Raw data:
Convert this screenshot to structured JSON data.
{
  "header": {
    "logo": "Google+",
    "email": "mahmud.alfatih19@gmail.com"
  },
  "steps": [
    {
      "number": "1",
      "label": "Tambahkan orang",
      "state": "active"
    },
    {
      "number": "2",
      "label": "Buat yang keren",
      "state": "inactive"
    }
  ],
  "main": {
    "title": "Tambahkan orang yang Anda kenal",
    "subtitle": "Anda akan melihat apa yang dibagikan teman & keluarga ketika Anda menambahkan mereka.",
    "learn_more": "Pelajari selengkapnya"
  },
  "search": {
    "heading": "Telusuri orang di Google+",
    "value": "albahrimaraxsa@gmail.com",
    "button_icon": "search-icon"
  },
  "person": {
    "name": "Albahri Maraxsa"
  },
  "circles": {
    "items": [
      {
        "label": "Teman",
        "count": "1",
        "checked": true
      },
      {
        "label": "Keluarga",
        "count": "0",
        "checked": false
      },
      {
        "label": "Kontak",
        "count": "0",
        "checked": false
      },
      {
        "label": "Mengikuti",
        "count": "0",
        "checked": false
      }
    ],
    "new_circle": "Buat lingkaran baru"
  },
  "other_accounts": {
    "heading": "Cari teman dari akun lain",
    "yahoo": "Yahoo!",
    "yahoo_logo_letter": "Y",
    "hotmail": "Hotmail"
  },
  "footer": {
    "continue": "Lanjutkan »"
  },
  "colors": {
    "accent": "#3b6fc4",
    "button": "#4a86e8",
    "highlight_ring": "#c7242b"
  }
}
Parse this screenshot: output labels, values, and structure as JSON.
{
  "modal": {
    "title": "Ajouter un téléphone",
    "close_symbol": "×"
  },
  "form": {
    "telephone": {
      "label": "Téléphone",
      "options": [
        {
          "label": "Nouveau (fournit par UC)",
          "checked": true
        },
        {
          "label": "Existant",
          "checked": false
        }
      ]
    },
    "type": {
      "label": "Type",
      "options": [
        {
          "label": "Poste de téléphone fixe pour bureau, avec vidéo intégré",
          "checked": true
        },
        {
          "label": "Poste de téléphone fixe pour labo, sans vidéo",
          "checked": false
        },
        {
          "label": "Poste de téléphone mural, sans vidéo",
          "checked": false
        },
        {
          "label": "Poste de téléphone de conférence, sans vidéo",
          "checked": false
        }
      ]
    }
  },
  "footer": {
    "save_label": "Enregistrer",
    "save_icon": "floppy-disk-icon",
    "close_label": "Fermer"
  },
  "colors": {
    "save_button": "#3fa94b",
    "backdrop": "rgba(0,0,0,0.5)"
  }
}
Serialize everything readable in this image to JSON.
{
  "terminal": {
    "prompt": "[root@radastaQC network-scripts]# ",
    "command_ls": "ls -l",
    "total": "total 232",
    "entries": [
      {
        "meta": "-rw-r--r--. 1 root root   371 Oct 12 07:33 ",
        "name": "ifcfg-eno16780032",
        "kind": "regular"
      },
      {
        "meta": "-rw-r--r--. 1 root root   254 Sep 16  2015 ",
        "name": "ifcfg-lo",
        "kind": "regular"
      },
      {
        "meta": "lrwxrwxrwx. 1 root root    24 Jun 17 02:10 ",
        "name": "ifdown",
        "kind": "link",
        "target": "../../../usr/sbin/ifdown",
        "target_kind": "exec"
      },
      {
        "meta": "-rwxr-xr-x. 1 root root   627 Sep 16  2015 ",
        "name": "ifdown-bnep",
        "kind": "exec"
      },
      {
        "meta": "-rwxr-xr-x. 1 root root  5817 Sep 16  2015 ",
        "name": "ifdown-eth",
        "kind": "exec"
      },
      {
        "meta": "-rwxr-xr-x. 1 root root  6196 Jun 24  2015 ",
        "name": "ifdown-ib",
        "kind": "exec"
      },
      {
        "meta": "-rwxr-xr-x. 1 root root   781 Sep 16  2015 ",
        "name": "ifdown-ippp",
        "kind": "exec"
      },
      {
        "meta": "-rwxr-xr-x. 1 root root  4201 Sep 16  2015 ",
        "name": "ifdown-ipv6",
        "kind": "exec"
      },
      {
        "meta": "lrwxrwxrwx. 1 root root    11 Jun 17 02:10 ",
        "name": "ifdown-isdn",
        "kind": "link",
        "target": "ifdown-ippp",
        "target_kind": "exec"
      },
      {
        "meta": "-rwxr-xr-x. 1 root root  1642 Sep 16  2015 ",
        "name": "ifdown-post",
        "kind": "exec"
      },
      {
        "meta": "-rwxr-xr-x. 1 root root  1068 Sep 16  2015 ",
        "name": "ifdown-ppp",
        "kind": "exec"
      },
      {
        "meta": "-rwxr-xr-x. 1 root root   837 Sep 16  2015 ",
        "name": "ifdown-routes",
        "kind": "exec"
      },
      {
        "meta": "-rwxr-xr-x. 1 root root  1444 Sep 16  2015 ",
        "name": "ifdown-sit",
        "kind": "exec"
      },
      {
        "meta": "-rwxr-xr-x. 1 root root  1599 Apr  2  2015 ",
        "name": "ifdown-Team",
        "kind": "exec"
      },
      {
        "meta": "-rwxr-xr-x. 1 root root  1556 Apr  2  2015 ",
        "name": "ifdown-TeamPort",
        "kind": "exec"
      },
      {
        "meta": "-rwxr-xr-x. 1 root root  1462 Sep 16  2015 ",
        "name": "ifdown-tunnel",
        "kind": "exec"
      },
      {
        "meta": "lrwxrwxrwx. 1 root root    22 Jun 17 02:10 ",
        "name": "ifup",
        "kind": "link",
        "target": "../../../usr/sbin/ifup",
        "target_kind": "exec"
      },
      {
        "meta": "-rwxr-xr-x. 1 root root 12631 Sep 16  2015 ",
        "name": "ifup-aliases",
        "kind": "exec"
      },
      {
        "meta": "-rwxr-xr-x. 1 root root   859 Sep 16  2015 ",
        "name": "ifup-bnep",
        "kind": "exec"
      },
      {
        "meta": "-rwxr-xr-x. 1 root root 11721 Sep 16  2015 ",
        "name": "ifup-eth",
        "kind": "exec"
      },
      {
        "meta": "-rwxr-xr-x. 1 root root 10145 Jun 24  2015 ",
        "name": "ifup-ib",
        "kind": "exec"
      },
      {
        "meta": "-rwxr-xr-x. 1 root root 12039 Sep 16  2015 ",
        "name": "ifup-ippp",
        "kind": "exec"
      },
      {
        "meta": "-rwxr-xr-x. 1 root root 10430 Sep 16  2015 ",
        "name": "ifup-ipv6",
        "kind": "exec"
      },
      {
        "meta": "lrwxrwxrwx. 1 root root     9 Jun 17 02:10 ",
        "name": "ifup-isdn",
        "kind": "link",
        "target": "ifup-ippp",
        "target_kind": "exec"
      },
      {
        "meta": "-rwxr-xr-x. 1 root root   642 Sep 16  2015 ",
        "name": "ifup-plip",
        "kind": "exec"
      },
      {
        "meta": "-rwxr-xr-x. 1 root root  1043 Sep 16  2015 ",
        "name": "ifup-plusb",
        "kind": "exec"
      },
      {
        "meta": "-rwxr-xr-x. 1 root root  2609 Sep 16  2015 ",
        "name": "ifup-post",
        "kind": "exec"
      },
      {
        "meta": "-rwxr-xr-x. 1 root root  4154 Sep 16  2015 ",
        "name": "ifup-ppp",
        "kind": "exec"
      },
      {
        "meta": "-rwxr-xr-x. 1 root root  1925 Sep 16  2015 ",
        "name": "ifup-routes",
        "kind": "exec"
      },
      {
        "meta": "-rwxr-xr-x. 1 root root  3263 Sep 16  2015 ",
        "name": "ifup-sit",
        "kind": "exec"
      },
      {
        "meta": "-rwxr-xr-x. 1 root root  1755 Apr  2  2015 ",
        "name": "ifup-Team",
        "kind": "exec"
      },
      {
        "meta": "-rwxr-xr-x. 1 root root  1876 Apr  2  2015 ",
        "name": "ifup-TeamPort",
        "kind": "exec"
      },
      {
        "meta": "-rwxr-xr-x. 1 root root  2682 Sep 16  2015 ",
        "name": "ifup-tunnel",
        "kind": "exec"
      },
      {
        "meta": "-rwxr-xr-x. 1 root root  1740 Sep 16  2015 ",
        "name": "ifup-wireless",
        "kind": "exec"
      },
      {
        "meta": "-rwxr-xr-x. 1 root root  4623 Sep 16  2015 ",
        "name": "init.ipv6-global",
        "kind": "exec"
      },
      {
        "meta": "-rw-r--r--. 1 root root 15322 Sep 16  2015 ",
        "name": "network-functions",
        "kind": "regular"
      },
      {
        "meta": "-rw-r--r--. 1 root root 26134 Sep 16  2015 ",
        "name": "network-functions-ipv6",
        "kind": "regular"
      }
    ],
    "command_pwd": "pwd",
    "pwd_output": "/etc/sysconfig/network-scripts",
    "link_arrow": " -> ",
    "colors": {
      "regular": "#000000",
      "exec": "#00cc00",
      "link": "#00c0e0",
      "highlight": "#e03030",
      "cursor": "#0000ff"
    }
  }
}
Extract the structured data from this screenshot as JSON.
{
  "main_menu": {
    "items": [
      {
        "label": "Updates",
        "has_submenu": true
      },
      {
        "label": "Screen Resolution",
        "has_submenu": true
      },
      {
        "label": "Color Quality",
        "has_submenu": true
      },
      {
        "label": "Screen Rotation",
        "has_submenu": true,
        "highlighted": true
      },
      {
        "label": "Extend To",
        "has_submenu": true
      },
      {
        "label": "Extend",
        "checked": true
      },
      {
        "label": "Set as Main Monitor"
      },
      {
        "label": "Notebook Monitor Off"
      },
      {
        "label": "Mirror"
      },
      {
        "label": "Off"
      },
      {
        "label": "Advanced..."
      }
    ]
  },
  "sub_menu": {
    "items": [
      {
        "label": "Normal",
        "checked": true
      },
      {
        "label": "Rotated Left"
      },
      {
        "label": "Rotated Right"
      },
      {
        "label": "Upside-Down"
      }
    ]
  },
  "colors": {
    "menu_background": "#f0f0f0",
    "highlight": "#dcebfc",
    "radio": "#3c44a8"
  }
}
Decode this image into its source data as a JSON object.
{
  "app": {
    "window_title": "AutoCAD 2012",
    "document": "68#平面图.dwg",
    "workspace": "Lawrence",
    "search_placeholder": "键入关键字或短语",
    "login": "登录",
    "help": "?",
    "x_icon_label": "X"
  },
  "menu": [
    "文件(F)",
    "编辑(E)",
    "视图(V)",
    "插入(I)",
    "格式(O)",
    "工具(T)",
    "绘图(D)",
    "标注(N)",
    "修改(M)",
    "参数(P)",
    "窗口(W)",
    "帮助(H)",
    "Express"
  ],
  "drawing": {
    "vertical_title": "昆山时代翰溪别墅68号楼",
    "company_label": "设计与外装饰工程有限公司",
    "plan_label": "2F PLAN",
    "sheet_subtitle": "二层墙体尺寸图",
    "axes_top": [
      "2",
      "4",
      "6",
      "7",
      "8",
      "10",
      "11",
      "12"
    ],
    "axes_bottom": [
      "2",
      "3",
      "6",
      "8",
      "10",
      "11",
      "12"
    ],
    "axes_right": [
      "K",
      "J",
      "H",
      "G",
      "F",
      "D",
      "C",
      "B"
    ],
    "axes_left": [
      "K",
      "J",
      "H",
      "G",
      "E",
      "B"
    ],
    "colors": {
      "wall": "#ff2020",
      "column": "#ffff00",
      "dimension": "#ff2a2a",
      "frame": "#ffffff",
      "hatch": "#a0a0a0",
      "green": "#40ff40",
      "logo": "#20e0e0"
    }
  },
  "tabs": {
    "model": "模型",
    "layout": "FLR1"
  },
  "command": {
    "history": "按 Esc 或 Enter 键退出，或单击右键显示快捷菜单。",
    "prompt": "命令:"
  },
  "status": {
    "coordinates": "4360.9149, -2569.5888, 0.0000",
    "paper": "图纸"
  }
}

Work to do: Count every line above that holds the word "image", and state the number and nothing more.

Task answer: 2